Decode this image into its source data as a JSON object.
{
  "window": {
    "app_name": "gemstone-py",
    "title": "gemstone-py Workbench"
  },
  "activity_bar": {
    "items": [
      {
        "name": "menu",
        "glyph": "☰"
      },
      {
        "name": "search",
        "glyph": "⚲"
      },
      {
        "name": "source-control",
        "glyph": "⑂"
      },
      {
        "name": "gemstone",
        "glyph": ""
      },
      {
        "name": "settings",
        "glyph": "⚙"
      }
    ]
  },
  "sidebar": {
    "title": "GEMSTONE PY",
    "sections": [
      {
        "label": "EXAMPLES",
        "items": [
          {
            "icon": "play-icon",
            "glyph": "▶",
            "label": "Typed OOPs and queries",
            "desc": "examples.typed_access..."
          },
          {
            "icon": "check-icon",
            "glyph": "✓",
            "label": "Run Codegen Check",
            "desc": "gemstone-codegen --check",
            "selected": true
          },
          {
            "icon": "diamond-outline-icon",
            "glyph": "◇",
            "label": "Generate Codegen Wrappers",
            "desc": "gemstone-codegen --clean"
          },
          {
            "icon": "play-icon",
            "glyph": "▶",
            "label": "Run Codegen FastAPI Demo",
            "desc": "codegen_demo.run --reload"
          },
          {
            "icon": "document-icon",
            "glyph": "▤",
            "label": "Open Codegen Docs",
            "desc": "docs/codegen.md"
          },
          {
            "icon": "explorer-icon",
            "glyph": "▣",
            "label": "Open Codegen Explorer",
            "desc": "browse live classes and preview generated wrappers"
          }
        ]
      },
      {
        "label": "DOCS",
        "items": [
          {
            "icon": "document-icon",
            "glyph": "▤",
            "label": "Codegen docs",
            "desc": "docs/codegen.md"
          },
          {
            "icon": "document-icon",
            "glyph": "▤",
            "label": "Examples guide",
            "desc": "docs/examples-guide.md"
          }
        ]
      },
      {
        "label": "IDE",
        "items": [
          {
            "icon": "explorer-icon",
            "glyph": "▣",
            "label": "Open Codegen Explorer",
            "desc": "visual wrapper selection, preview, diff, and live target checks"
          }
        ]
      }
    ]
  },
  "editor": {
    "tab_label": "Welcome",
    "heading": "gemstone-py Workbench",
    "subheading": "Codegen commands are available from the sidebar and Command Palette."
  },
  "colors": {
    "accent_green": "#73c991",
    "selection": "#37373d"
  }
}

****************

→ GOAL: Copy each record from above without leaving any out.

→ WRITTEN REPLY:
Decode this image into its source data as a JSON object.
{
  "window": {
    "app_name": "gemstone-py",
    "title": "gemstone-py Workbench"
  },
  "activity_bar": {
    "items": [
      {
        "name": "menu",
        "glyph": "☰"
      },
      {
        "name": "search",
        "glyph": "⚲"
      },
      {
        "name": "source-control",
        "glyph": "⑂"
      },
      {
        "name": "gemstone",
        "glyph": ""
      },
      {
        "name": "settings",
        "glyph": "⚙"
      }
    ]
  },
  "sidebar": {
    "title": "GEMSTONE PY",
    "sections": [
      {
        "label": "EXAMPLES",
        "items": [
          {
            "icon": "play-icon",
            "glyph": "▶",
            "label": "Typed OOPs and queries",
            "desc": "examples.typed_access..."
          },
          {
            "icon": "check-icon",
            "glyph": "✓",
            "label": "Run Codegen Check",
            "desc": "gemstone-codegen --check",
            "selected": true
          },
          {
            "icon": "diamond-outline-icon",
            "glyph": "◇",
            "label": "Generate Codegen Wrappers",
            "desc": "gemstone-codegen --clean"
          },
          {
            "icon": "play-icon",
            "glyph": "▶",
            "label": "Run Codegen FastAPI Demo",
            "desc": "codegen_demo.run --reload"
          },
          {
            "icon": "document-icon",
            "glyph": "▤",
            "label": "Open Codegen Docs",
            "desc": "docs/codegen.md"
          },
          {
            "icon": "explorer-icon",
            "glyph": "▣",
            "label": "Open Codegen Explorer",
            "desc": "browse live classes and preview generated wrappers"
          }
        ]
      },
      {
        "label": "DOCS",
        "items": [
          {
            "icon": "document-icon",
            "glyph": "▤",
            "label": "Codegen docs",
            "desc": "docs/codegen.md"
          },
          {
            "icon": "document-icon",
            "glyph": "▤",
            "label": "Examples guide",
            "desc": "docs/examples-guide.md"
          }
        ]
      },
      {
        "label": "IDE",
        "items": [
          {
            "icon": "explorer-icon",
            "glyph": "▣",
            "label": "Open Codegen Explorer",
            "desc": "visual wrapper selection, preview, diff, and live target checks"
          }
        ]
      }
    ]
  },
  "editor": {
    "tab_label": "Welcome",
    "heading": "gemstone-py Workbench",
    "subheading": "Codegen commands are available from the sidebar and Command Palette."
  },
  "colors": {
    "accent_green": "#73c991",
    "selection": "#37373d"
  }
}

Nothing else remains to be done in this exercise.